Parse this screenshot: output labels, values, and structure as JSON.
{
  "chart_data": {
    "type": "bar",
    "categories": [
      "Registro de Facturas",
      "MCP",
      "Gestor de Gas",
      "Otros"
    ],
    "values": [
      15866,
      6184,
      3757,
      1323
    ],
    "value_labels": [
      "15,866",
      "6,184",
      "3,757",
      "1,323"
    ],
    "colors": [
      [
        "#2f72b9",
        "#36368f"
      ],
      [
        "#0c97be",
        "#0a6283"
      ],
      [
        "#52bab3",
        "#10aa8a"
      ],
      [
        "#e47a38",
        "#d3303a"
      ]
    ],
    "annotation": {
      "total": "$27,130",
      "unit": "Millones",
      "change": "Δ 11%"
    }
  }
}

******************************

What the task asks:
Retype the records above exactly.

Solution for this exercise:
Parse this screenshot: output labels, values, and structure as JSON.
{
  "chart_data": {
    "type": "bar",
    "categories": [
      "Registro de Facturas",
      "MCP",
      "Gestor de Gas",
      "Otros"
    ],
    "values": [
      15866,
      6184,
      3757,
      1323
    ],
    "value_labels": [
      "15,866",
      "6,184",
      "3,757",
      "1,323"
    ],
    "colors": [
      [
        "#2f72b9",
        "#36368f"
      ],
      [
        "#0c97be",
        "#0a6283"
      ],
      [
        "#52bab3",
        "#10aa8a"
      ],
      [
        "#e47a38",
        "#d3303a"
      ]
    ],
    "annotation": {
      "total": "$27,130",
      "unit": "Millones",
      "change": "Δ 11%"
    }
  }
}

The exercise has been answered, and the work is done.